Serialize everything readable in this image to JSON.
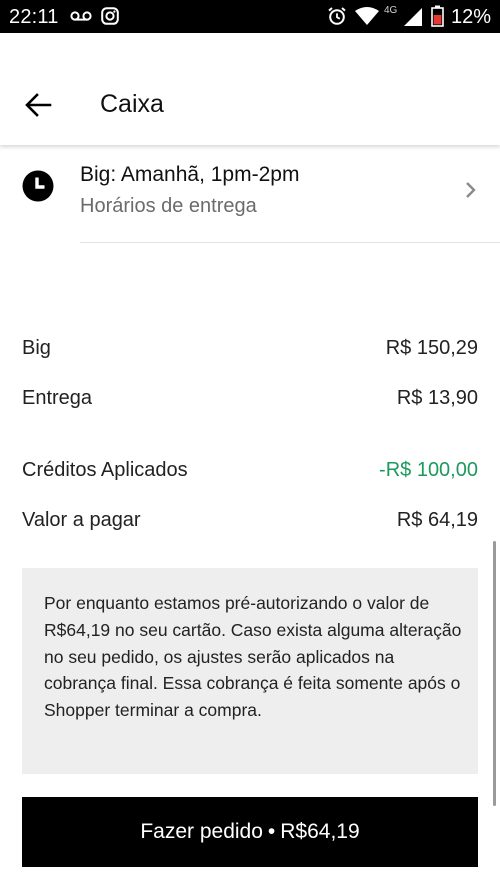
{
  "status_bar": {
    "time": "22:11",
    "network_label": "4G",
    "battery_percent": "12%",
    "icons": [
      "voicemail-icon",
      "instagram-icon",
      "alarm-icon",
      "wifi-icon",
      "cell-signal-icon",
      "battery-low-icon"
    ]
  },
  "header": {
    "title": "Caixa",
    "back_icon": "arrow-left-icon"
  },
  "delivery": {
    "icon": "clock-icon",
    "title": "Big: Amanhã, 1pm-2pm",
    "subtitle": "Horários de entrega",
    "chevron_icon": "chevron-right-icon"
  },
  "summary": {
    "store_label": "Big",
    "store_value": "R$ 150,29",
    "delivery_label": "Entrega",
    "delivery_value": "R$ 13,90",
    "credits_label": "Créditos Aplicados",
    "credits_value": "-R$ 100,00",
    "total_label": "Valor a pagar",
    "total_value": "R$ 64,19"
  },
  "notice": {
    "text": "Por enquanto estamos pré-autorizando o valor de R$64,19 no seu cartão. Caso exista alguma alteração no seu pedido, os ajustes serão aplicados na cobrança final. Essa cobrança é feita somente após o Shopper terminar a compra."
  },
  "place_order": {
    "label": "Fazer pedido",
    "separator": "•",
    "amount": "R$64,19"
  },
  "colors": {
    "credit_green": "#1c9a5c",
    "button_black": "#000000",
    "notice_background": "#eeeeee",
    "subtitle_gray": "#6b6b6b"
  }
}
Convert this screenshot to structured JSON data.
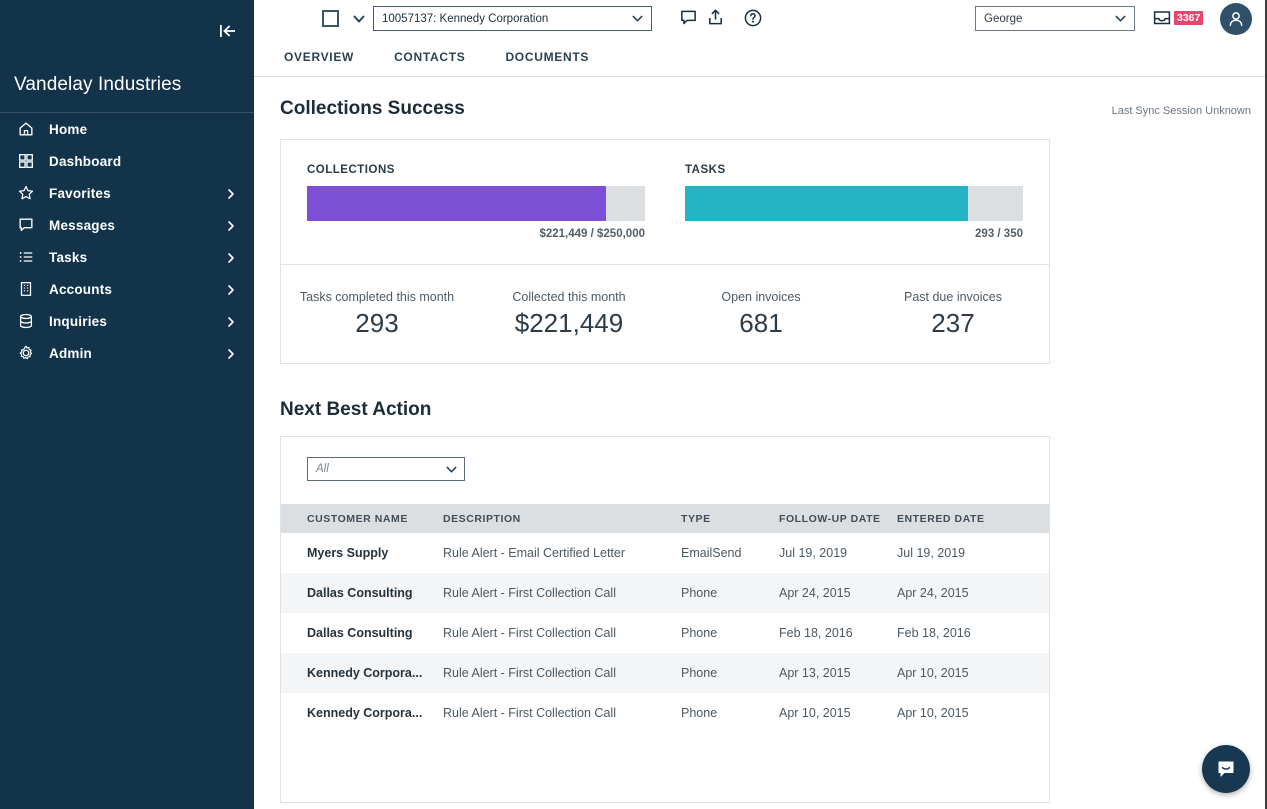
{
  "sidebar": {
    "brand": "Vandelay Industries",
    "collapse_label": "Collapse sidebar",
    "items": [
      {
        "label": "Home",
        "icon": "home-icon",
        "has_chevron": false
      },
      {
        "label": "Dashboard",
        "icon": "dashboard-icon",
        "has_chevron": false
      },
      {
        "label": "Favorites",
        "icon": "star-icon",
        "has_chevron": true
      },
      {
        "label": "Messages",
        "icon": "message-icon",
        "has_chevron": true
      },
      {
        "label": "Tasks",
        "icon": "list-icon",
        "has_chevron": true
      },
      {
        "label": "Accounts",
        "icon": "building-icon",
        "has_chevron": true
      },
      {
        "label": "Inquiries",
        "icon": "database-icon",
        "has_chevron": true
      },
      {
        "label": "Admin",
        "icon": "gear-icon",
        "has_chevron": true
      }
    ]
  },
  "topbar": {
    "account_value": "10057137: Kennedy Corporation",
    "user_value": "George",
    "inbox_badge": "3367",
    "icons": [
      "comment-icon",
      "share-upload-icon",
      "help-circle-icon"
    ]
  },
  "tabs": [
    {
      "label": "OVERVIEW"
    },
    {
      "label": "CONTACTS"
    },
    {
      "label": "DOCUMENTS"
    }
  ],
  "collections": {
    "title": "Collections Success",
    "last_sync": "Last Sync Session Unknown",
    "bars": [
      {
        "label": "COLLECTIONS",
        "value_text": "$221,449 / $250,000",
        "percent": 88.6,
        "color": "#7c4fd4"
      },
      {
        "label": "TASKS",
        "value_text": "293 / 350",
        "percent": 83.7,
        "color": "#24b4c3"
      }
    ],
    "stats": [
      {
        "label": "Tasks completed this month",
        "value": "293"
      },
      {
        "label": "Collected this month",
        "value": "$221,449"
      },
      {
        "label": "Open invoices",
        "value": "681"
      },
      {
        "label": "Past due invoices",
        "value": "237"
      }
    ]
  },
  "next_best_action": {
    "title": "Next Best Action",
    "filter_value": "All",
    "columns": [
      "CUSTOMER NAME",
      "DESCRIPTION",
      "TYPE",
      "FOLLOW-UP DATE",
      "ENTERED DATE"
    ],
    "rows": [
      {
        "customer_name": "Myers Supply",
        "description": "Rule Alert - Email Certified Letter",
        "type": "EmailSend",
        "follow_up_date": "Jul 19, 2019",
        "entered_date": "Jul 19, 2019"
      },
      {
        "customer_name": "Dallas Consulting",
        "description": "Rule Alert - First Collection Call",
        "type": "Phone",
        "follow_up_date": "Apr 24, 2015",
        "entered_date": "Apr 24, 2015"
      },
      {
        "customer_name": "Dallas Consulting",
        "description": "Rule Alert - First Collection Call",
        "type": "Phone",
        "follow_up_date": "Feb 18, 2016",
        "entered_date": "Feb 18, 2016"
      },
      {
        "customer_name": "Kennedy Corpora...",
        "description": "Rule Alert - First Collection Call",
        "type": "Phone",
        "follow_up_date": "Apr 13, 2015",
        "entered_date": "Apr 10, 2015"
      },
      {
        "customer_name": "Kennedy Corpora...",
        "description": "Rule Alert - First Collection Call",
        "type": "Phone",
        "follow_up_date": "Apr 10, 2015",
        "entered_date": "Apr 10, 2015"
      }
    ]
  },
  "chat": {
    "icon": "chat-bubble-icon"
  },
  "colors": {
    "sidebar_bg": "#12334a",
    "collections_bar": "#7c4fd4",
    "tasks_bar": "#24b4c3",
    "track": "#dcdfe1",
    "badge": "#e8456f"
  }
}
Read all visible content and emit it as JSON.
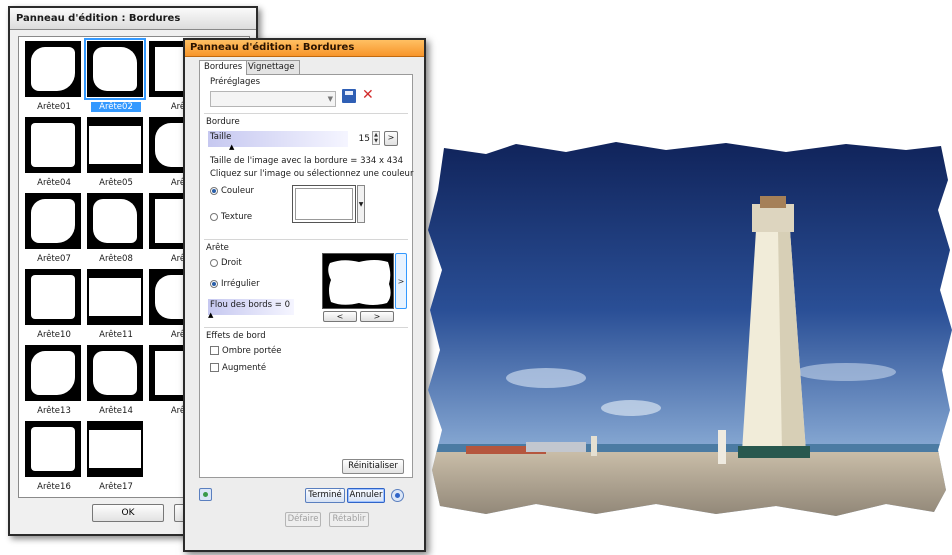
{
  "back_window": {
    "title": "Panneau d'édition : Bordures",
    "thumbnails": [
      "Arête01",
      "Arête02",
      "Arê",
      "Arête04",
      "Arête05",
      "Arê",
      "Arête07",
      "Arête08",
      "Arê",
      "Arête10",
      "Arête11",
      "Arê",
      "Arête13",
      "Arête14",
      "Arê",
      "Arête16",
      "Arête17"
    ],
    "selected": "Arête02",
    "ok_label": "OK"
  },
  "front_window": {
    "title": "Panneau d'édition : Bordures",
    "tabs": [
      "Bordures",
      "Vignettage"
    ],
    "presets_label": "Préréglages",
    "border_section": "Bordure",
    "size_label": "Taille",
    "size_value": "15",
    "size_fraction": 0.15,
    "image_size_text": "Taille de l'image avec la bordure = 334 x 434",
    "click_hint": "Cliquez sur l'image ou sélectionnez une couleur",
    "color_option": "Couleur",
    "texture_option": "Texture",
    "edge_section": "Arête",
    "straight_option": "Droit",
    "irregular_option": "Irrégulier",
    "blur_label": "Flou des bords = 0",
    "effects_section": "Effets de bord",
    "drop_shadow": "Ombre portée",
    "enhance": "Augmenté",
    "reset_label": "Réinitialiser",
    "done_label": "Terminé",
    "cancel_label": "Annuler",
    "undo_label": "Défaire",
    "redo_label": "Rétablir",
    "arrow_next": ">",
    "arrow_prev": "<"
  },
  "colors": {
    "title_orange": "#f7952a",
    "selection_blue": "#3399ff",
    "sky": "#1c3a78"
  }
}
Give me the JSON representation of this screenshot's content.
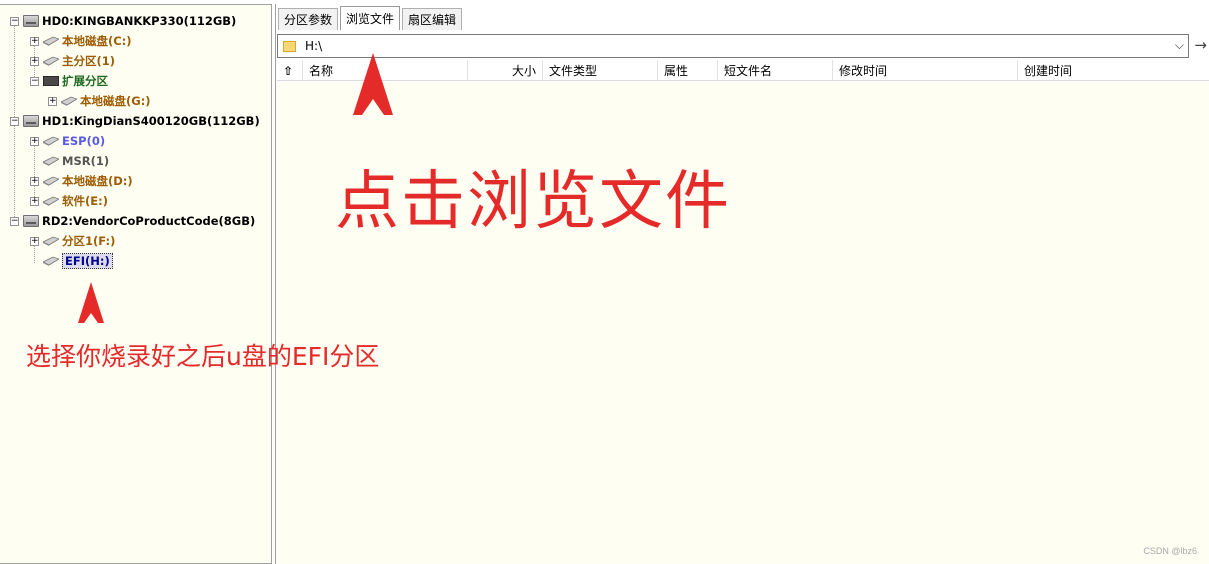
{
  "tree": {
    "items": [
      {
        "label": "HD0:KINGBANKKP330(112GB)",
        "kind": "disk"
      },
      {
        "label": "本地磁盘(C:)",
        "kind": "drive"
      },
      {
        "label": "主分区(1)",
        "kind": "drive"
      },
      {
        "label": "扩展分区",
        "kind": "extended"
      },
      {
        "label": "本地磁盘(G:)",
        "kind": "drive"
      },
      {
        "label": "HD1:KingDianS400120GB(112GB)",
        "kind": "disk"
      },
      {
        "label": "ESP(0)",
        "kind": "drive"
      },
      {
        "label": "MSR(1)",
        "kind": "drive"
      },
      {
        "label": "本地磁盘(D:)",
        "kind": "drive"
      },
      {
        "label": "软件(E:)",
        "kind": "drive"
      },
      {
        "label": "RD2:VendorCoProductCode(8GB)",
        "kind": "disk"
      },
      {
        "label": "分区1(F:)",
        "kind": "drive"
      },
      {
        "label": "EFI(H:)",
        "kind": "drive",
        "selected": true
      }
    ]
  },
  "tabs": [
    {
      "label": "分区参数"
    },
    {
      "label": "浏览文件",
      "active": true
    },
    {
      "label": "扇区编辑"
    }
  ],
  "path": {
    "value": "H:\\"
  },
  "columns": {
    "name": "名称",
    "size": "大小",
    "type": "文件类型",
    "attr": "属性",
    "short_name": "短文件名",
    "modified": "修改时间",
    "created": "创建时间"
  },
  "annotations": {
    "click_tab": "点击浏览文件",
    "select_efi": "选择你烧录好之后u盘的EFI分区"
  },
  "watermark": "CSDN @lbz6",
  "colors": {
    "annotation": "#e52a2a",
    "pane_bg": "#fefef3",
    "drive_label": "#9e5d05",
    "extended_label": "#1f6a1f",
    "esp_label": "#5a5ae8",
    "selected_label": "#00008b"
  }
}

☆ ☆ ☆ ☆ ☆

### TO DO
Gather all lines from the records above in which "Taille" appears.

### EXERCISE RESPONSE
    "size_label": "Taille",
    "image_size_text": "Taille de l'image avec la bordure = 334 x 434",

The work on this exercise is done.